Rewrite the listing from its first line through the line containing "x-tick-label-2002: 2002 xyxy=(158,457,186,470)", changing every "logo-part" to "logo-segment" and leaving everything else in those lines untouched.
........
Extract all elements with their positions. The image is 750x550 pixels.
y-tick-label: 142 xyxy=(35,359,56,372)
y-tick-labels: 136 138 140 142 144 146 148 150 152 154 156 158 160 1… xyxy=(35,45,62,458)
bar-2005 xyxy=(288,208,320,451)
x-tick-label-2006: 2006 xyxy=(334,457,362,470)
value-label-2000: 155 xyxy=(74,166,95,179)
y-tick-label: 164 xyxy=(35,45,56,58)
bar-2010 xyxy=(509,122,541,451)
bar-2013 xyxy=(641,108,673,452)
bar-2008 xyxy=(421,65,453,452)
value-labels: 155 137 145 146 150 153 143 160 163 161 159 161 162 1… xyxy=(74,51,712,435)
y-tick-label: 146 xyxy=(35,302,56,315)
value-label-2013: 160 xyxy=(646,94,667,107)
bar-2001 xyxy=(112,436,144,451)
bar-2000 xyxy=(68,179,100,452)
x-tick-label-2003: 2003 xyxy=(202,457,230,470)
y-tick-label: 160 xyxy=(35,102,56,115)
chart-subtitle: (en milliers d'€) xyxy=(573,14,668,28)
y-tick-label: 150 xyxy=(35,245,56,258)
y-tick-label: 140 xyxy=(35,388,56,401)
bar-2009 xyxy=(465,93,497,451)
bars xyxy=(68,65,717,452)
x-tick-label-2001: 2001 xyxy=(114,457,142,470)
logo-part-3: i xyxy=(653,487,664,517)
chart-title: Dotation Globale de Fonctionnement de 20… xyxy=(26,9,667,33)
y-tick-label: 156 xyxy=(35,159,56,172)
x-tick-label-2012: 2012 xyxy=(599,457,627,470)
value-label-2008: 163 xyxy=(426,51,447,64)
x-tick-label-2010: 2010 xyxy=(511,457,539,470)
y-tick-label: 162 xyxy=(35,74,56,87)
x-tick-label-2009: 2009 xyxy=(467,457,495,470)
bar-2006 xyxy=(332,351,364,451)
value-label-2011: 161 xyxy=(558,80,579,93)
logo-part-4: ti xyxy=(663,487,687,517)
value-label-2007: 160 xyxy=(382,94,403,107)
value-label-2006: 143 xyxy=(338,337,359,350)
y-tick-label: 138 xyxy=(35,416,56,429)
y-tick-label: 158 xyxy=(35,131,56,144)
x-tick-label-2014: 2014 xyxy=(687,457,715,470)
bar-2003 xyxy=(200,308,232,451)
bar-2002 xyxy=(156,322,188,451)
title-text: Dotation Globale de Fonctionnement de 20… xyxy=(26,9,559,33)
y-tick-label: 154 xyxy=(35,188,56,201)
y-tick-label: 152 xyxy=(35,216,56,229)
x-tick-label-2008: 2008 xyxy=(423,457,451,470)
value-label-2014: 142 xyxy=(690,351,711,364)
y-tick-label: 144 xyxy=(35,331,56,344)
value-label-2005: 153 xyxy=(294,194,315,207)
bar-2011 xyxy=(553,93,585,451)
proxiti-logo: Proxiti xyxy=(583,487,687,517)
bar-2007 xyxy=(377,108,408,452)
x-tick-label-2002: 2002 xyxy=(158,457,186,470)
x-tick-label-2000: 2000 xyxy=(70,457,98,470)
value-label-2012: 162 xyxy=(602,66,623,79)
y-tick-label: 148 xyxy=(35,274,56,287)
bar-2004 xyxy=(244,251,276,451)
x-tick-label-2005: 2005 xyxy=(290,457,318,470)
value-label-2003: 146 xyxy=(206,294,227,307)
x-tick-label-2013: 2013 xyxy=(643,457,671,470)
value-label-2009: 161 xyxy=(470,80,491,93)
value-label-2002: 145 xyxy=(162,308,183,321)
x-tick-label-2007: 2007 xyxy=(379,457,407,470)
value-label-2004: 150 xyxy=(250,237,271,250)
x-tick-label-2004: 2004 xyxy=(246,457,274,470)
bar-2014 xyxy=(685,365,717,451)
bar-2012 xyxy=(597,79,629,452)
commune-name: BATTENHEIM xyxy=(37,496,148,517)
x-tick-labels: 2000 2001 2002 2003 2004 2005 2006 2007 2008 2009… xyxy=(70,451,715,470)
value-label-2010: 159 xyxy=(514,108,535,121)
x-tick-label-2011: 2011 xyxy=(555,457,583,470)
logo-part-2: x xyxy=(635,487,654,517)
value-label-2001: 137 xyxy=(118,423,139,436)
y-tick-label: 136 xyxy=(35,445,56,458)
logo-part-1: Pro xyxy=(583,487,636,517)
........
_EXERCISE SOLUTION_
Extract all elements with their positions. The image is 750x550 pixels.
y-tick-label: 142 xyxy=(35,359,56,372)
y-tick-labels: 136 138 140 142 144 146 148 150 152 154 156 158 160 1… xyxy=(35,45,62,458)
bar-2005 xyxy=(288,208,320,451)
x-tick-label-2006: 2006 xyxy=(334,457,362,470)
value-label-2000: 155 xyxy=(74,166,95,179)
y-tick-label: 164 xyxy=(35,45,56,58)
bar-2010 xyxy=(509,122,541,451)
bar-2013 xyxy=(641,108,673,452)
bar-2008 xyxy=(421,65,453,452)
value-labels: 155 137 145 146 150 153 143 160 163 161 159 161 162 1… xyxy=(74,51,712,435)
y-tick-label: 146 xyxy=(35,302,56,315)
value-label-2013: 160 xyxy=(646,94,667,107)
bar-2001 xyxy=(112,436,144,451)
bar-2000 xyxy=(68,179,100,452)
x-tick-label-2003: 2003 xyxy=(202,457,230,470)
y-tick-label: 160 xyxy=(35,102,56,115)
chart-subtitle: (en milliers d'€) xyxy=(573,14,668,28)
y-tick-label: 150 xyxy=(35,245,56,258)
y-tick-label: 140 xyxy=(35,388,56,401)
bar-2009 xyxy=(465,93,497,451)
bars xyxy=(68,65,717,452)
x-tick-label-2001: 2001 xyxy=(114,457,142,470)
logo-segment-3: i xyxy=(653,487,664,517)
chart-title: Dotation Globale de Fonctionnement de 20… xyxy=(26,9,667,33)
y-tick-label: 156 xyxy=(35,159,56,172)
x-tick-label-2012: 2012 xyxy=(599,457,627,470)
value-label-2008: 163 xyxy=(426,51,447,64)
x-tick-label-2010: 2010 xyxy=(511,457,539,470)
y-tick-label: 162 xyxy=(35,74,56,87)
x-tick-label-2009: 2009 xyxy=(467,457,495,470)
bar-2006 xyxy=(332,351,364,451)
value-label-2011: 161 xyxy=(558,80,579,93)
logo-segment-4: ti xyxy=(663,487,687,517)
value-label-2007: 160 xyxy=(382,94,403,107)
value-label-2006: 143 xyxy=(338,337,359,350)
y-tick-label: 138 xyxy=(35,416,56,429)
y-tick-label: 158 xyxy=(35,131,56,144)
x-tick-label-2014: 2014 xyxy=(687,457,715,470)
bar-2003 xyxy=(200,308,232,451)
bar-2002 xyxy=(156,322,188,451)
title-text: Dotation Globale de Fonctionnement de 20… xyxy=(26,9,559,33)
y-tick-label: 154 xyxy=(35,188,56,201)
y-tick-label: 152 xyxy=(35,216,56,229)
x-tick-label-2008: 2008 xyxy=(423,457,451,470)
value-label-2014: 142 xyxy=(690,351,711,364)
y-tick-label: 144 xyxy=(35,331,56,344)
value-label-2005: 153 xyxy=(294,194,315,207)
bar-2011 xyxy=(553,93,585,451)
proxiti-logo: Proxiti xyxy=(583,487,687,517)
bar-2007 xyxy=(377,108,408,452)
x-tick-label-2002: 2002 xyxy=(158,457,186,470)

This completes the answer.